### [Exercise brief]
Exact repetition is required: output every record in full.

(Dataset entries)
=-=-=

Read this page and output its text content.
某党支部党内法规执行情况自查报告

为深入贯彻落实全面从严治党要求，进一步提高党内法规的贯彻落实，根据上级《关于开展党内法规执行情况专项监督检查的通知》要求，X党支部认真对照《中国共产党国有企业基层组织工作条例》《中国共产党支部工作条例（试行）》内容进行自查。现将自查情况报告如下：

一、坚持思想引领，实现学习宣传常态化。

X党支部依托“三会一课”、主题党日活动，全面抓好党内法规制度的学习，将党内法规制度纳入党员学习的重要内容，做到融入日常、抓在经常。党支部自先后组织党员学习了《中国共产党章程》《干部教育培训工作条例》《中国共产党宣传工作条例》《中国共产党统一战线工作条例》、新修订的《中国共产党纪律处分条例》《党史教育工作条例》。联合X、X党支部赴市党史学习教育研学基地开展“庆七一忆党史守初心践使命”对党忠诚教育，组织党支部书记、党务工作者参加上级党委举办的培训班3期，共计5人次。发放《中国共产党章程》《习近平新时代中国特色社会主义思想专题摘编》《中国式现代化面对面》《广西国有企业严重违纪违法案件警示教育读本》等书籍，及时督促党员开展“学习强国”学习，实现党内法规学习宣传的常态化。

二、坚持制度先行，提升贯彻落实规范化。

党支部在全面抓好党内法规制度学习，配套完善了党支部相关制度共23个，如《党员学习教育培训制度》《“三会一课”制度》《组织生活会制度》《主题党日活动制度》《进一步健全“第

=-=-=

### [Full answer]
Read this page and output its text content.
某党支部党内法规执行情况自查报告

为深入贯彻落实全面从严治党要求，进一步提高党内法规的贯彻落实，根据上级《关于开展党内法规执行情况专项监督检查的通知》要求，X党支部认真对照《中国共产党国有企业基层组织工作条例》《中国共产党支部工作条例（试行）》内容进行自查。现将自查情况报告如下：

一、坚持思想引领，实现学习宣传常态化。

X党支部依托“三会一课”、主题党日活动，全面抓好党内法规制度的学习，将党内法规制度纳入党员学习的重要内容，做到融入日常、抓在经常。党支部自先后组织党员学习了《中国共产党章程》《干部教育培训工作条例》《中国共产党宣传工作条例》《中国共产党统一战线工作条例》、新修订的《中国共产党纪律处分条例》《党史教育工作条例》。联合X、X党支部赴市党史学习教育研学基地开展“庆七一忆党史守初心践使命”对党忠诚教育，组织党支部书记、党务工作者参加上级党委举办的培训班3期，共计5人次。发放《中国共产党章程》《习近平新时代中国特色社会主义思想专题摘编》《中国式现代化面对面》《广西国有企业严重违纪违法案件警示教育读本》等书籍，及时督促党员开展“学习强国”学习，实现党内法规学习宣传的常态化。

二、坚持制度先行，提升贯彻落实规范化。

党支部在全面抓好党内法规制度学习，配套完善了党支部相关制度共23个，如《党员学习教育培训制度》《“三会一课”制度》《组织生活会制度》《主题党日活动制度》《进一步健全“第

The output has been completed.